» What the task requires: The data below should be printed in full, exactly, and without any of its images.

» Records supplied:
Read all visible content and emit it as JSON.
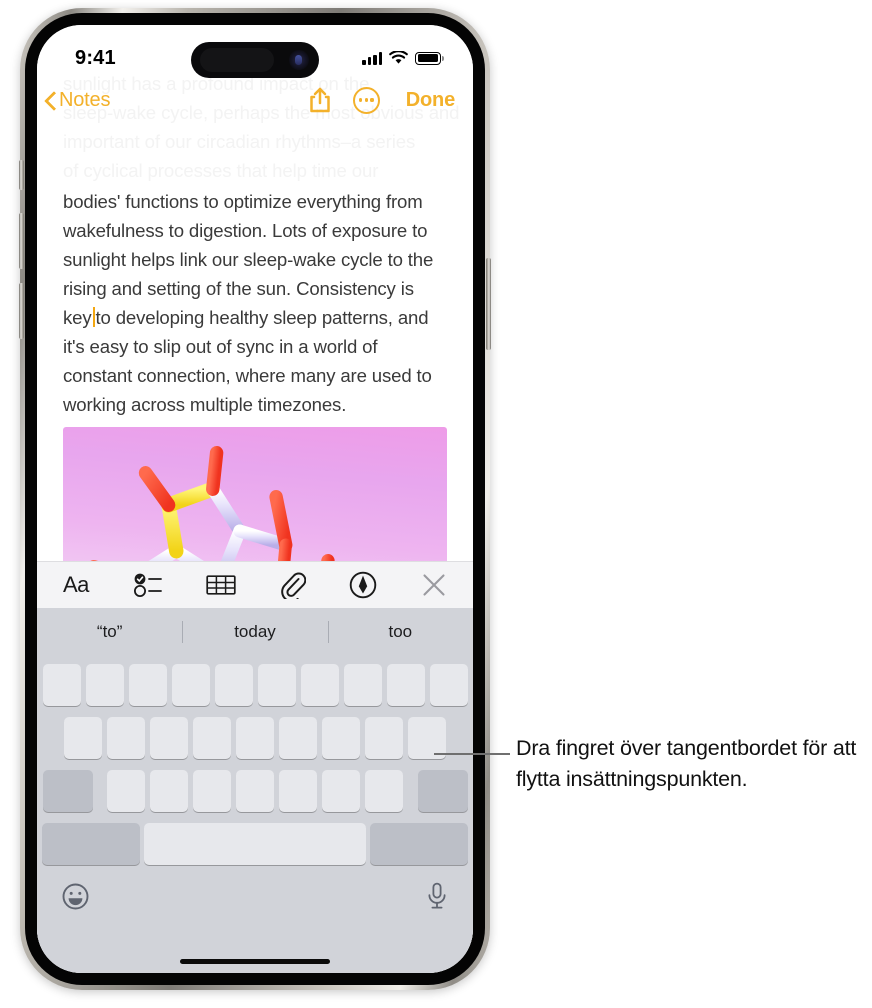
{
  "status_bar": {
    "time": "9:41",
    "icons": [
      "cellular-signal-icon",
      "wifi-icon",
      "battery-icon"
    ]
  },
  "nav_bar": {
    "back_label": "Notes",
    "back_icon": "chevron-left-icon",
    "share_icon": "share-icon",
    "more_icon": "more-ellipsis-circle-icon",
    "done_label": "Done",
    "accent_color": "#F3B12B"
  },
  "note": {
    "ghost_lines": [
      "sunlight has a profound impact on the",
      "sleep-wake cycle, perhaps the most obvious and",
      "important of our circadian rhythms–a series",
      "of cyclical processes that help time our"
    ],
    "body_before_caret": "bodies' functions to optimize everything from wakefulness to digestion. Lots of exposure to sunlight helps link our sleep-wake cycle to the rising and setting of the sun. Consistency is key",
    "body_after_caret": "to developing healthy sleep patterns, and it's easy to slip out of sync in a world of constant connection, where many are used to working across multiple timezones.",
    "caret_color": "#F3A712",
    "attachment": {
      "name": "molecule-image",
      "background_start": "#ee9ce8",
      "background_end": "#f7e3f8"
    }
  },
  "note_toolbar": {
    "items": [
      {
        "name": "format-aa-button",
        "label": "Aa",
        "icon": "text-format-icon"
      },
      {
        "name": "checklist-button",
        "label": "",
        "icon": "checklist-icon"
      },
      {
        "name": "table-button",
        "label": "",
        "icon": "table-icon"
      },
      {
        "name": "attachment-button",
        "label": "",
        "icon": "paperclip-icon"
      },
      {
        "name": "markup-button",
        "label": "",
        "icon": "markup-pen-circle-icon"
      },
      {
        "name": "close-button",
        "label": "",
        "icon": "close-x-icon"
      }
    ]
  },
  "keyboard": {
    "predictions": [
      "“to”",
      "today",
      "too"
    ],
    "rows": [
      {
        "name": "row-1",
        "key_count": 10
      },
      {
        "name": "row-2",
        "key_count": 9
      },
      {
        "name": "row-3",
        "key_count": 7
      }
    ],
    "shift_key": "shift-key",
    "delete_key": "delete-key",
    "number_key": "numbers-123-key",
    "space_key": "space-key",
    "return_key": "return-key",
    "emoji_icon": "emoji-smiley-icon",
    "dictation_icon": "microphone-icon",
    "state": "trackpad-mode-blank-keys",
    "background_color": "#D1D3D9",
    "key_color": "#E7E8EC",
    "modifier_key_color": "#BCBFC7"
  },
  "callout": {
    "text": "Dra fingret över tangentbordet för att flytta insättningspunkten."
  }
}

» Response for this exercise:
Read all visible content and emit it as JSON.
{
  "status_bar": {
    "time": "9:41",
    "icons": [
      "cellular-signal-icon",
      "wifi-icon",
      "battery-icon"
    ]
  },
  "nav_bar": {
    "back_label": "Notes",
    "back_icon": "chevron-left-icon",
    "share_icon": "share-icon",
    "more_icon": "more-ellipsis-circle-icon",
    "done_label": "Done",
    "accent_color": "#F3B12B"
  },
  "note": {
    "ghost_lines": [
      "sunlight has a profound impact on the",
      "sleep-wake cycle, perhaps the most obvious and",
      "important of our circadian rhythms–a series",
      "of cyclical processes that help time our"
    ],
    "body_before_caret": "bodies' functions to optimize everything from wakefulness to digestion. Lots of exposure to sunlight helps link our sleep-wake cycle to the rising and setting of the sun. Consistency is key",
    "body_after_caret": "to developing healthy sleep patterns, and it's easy to slip out of sync in a world of constant connection, where many are used to working across multiple timezones.",
    "caret_color": "#F3A712",
    "attachment": {
      "name": "molecule-image",
      "background_start": "#ee9ce8",
      "background_end": "#f7e3f8"
    }
  },
  "note_toolbar": {
    "items": [
      {
        "name": "format-aa-button",
        "label": "Aa",
        "icon": "text-format-icon"
      },
      {
        "name": "checklist-button",
        "label": "",
        "icon": "checklist-icon"
      },
      {
        "name": "table-button",
        "label": "",
        "icon": "table-icon"
      },
      {
        "name": "attachment-button",
        "label": "",
        "icon": "paperclip-icon"
      },
      {
        "name": "markup-button",
        "label": "",
        "icon": "markup-pen-circle-icon"
      },
      {
        "name": "close-button",
        "label": "",
        "icon": "close-x-icon"
      }
    ]
  },
  "keyboard": {
    "predictions": [
      "“to”",
      "today",
      "too"
    ],
    "rows": [
      {
        "name": "row-1",
        "key_count": 10
      },
      {
        "name": "row-2",
        "key_count": 9
      },
      {
        "name": "row-3",
        "key_count": 7
      }
    ],
    "shift_key": "shift-key",
    "delete_key": "delete-key",
    "number_key": "numbers-123-key",
    "space_key": "space-key",
    "return_key": "return-key",
    "emoji_icon": "emoji-smiley-icon",
    "dictation_icon": "microphone-icon",
    "state": "trackpad-mode-blank-keys",
    "background_color": "#D1D3D9",
    "key_color": "#E7E8EC",
    "modifier_key_color": "#BCBFC7"
  },
  "callout": {
    "text": "Dra fingret över tangentbordet för att flytta insättningspunkten."
  }
}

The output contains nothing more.